# START OF STORED ROWS
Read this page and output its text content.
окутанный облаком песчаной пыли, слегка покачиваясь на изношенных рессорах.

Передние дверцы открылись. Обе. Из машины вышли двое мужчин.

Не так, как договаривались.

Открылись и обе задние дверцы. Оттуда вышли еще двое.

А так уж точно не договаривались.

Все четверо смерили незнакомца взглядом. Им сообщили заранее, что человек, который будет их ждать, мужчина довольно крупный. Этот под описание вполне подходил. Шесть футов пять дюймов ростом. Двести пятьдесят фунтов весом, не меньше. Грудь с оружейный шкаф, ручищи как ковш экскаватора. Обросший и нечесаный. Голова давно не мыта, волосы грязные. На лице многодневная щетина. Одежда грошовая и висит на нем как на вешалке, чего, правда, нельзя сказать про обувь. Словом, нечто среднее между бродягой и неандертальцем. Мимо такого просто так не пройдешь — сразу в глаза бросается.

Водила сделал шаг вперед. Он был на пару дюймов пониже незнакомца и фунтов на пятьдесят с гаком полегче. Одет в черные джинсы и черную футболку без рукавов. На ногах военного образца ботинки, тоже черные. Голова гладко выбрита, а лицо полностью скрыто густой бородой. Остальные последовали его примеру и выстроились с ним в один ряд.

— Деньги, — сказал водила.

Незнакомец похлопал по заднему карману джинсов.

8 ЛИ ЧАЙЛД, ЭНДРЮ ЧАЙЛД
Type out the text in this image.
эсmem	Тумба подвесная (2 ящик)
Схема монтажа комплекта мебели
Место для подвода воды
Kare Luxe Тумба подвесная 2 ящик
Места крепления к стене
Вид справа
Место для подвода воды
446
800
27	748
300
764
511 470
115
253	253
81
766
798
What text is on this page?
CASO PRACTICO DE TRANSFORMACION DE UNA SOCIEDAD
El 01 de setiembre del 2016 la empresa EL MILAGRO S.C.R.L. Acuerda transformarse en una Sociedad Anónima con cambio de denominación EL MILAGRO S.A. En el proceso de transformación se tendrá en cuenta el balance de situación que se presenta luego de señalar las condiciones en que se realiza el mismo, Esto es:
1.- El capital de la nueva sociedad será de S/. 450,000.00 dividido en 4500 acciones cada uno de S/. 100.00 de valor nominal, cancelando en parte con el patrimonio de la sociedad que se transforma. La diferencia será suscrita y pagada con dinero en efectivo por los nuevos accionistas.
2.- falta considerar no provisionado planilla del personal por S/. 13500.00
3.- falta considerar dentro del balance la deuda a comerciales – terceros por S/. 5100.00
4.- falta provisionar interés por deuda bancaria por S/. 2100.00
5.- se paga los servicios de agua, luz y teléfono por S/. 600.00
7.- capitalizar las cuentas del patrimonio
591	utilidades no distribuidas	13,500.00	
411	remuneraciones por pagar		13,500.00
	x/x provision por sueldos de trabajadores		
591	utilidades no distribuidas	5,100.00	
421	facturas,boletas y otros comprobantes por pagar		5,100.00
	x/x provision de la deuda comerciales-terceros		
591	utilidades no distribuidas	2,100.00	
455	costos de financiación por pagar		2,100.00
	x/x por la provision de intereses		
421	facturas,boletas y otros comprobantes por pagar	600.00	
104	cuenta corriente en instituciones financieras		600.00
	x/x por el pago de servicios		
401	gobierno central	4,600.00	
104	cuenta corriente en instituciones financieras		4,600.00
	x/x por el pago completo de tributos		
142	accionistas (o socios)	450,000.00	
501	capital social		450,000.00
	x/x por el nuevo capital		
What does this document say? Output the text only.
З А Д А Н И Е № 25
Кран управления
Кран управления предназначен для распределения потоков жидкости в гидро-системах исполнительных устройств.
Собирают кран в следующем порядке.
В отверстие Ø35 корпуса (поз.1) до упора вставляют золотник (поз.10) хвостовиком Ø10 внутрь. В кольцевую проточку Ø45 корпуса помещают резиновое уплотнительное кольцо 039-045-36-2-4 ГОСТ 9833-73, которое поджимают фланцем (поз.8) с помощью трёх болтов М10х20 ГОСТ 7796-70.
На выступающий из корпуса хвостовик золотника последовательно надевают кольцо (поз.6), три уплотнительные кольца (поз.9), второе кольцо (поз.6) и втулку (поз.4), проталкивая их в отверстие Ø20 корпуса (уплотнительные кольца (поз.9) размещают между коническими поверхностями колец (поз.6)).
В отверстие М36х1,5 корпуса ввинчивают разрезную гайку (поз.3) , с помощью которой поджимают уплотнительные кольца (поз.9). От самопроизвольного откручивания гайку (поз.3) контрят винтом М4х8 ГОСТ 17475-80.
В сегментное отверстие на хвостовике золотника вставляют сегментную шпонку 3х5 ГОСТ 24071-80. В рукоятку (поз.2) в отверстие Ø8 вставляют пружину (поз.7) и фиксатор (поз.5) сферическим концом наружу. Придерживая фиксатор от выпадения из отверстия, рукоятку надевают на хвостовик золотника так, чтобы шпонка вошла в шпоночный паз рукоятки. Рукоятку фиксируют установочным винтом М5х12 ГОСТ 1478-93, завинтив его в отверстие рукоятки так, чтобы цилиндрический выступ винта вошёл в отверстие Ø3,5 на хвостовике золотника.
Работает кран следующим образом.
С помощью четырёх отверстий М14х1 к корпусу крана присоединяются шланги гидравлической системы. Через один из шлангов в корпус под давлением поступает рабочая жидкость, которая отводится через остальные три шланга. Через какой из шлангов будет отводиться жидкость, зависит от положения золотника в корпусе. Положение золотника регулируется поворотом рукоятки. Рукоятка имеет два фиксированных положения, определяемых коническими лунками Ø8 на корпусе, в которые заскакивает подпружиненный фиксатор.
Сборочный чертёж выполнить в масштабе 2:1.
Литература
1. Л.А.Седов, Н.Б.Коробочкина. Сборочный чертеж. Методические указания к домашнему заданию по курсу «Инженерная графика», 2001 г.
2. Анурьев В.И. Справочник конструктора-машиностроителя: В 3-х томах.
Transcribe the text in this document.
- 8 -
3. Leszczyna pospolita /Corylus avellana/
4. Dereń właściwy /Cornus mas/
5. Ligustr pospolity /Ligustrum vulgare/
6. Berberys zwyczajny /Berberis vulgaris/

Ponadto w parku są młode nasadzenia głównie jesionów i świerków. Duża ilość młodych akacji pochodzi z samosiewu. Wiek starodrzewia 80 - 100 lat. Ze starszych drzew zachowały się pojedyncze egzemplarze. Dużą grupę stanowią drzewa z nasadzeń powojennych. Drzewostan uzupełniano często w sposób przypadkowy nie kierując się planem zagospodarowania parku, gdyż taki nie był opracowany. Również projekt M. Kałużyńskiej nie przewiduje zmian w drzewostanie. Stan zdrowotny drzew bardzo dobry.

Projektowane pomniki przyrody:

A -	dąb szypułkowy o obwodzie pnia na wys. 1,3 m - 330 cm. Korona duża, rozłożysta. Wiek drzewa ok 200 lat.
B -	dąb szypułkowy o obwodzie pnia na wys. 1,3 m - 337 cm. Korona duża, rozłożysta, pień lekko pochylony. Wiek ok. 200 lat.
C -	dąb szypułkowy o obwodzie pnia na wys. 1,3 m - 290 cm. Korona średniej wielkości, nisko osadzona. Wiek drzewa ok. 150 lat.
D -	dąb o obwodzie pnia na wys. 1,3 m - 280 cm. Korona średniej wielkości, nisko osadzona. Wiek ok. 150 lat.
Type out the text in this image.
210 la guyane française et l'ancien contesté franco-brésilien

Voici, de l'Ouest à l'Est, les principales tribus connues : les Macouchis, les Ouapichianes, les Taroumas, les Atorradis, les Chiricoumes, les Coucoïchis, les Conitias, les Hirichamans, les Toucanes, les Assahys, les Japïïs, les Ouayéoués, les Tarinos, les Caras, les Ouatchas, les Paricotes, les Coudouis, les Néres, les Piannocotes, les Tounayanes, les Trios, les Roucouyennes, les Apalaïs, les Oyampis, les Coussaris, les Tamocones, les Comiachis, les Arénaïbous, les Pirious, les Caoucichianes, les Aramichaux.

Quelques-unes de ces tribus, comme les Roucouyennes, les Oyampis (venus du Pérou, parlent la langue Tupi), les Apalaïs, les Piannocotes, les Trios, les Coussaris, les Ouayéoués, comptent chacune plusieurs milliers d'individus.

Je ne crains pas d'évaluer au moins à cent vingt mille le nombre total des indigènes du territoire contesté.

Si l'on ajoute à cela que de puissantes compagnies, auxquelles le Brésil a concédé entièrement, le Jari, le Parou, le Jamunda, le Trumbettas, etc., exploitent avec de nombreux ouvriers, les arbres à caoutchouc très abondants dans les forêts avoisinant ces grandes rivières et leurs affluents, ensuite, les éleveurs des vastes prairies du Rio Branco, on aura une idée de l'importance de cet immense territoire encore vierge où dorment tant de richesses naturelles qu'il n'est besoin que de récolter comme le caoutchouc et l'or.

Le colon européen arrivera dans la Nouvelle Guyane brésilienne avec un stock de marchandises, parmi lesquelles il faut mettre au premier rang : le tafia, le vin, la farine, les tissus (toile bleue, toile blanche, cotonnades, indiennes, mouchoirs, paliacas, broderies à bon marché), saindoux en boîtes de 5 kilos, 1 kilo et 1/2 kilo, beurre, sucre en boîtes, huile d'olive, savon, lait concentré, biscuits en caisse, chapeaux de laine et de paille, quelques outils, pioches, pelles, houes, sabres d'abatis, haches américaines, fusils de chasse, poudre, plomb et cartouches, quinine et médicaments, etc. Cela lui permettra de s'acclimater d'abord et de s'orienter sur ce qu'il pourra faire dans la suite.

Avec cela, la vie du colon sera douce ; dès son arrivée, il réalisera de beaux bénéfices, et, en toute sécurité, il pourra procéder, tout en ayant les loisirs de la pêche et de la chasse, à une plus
# END OF STORED ROWS
### [CHALLENGE]
Go through the records. Copy each line where "фунтов" appears.

### [RESULT FOR THIS EXERCISE]
Все четверо смерили незнакомца взглядом. Им сообщили заранее, что человек, который будет их ждать, мужчина довольно крупный. Этот под описание вполне подходил. Шесть футов пять дюймов ростом. Двести пятьдесят фунтов весом, не меньше. Грудь с оружейный шкаф, ручищи как ковш экскаватора. Обросший и нечесаный. Голова давно не мыта, волосы грязные. На лице многодневная щетина. Одежда грошовая и висит на нем как на вешалке, чего, правда, нельзя сказать про обувь. Словом, нечто среднее между бродягой и неандертальцем. Мимо такого просто так не пройдешь — сразу в глаза бросается.
Водила сделал шаг вперед. Он был на пару дюймов пониже незнакомца и фунтов на пятьдесят с гаком полегче. Одет в черные джинсы и черную футболку без рукавов. На ногах военного образца ботинки, тоже черные. Голова гладко выбрита, а лицо полностью скрыто густой бородой. Остальные последовали его примеру и выстроились с ним в один ряд.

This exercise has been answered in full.